» Source records
━━━━━━
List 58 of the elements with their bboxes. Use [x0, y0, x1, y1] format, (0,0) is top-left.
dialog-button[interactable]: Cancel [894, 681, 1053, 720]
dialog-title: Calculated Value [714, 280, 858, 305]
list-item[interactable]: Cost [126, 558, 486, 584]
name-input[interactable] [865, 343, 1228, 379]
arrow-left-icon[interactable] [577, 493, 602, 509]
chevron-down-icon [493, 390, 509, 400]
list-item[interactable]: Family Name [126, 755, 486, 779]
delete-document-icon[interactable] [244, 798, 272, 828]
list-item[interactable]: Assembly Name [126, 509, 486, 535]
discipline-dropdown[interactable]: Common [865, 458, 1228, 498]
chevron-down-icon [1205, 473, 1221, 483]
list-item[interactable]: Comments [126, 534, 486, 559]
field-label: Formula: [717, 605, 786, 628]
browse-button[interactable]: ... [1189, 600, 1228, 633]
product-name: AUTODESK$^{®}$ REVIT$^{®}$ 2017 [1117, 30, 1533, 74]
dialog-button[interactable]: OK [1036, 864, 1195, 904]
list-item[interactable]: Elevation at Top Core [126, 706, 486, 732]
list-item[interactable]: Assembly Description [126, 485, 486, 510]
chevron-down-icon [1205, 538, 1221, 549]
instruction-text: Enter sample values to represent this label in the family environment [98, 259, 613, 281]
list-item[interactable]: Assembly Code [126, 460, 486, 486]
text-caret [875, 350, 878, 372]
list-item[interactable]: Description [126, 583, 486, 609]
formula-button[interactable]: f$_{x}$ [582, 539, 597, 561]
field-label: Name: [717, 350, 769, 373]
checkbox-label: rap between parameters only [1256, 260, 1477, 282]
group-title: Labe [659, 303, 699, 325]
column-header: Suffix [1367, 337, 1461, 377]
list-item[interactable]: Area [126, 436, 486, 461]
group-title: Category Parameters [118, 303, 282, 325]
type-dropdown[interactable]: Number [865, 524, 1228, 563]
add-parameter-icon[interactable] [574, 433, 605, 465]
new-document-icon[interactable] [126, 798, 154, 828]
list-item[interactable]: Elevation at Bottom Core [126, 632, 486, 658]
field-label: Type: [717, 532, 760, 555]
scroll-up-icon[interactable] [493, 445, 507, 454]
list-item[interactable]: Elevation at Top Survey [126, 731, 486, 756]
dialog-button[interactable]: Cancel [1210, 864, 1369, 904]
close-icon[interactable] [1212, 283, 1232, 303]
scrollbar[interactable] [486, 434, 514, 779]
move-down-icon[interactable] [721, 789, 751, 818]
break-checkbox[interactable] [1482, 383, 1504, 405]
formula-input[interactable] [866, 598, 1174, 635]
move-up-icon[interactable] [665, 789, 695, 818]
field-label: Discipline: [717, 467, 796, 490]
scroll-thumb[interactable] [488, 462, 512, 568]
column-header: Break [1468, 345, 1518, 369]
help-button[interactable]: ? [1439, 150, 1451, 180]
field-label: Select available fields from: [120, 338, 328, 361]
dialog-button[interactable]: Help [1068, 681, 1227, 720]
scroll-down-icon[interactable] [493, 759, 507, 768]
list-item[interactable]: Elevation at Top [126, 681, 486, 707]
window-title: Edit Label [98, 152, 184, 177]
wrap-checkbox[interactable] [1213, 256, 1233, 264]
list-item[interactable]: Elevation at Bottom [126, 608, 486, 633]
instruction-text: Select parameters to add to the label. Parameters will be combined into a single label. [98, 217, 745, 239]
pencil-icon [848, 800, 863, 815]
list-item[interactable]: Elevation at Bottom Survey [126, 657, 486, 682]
━━━━━━
» Short problem
Please reproduce the data character for character, starting with its very first line and going on through the line with "list-item[interactable]: Family Name".

» Exercise result
List 58 of the elements with their bboxes. Use [x0, y0, x1, y1] format, (0,0) is top-left.
dialog-button[interactable]: Cancel [894, 681, 1053, 720]
dialog-title: Calculated Value [714, 280, 858, 305]
list-item[interactable]: Cost [126, 558, 486, 584]
name-input[interactable] [865, 343, 1228, 379]
arrow-left-icon[interactable] [577, 493, 602, 509]
chevron-down-icon [493, 390, 509, 400]
list-item[interactable]: Family Name [126, 755, 486, 779]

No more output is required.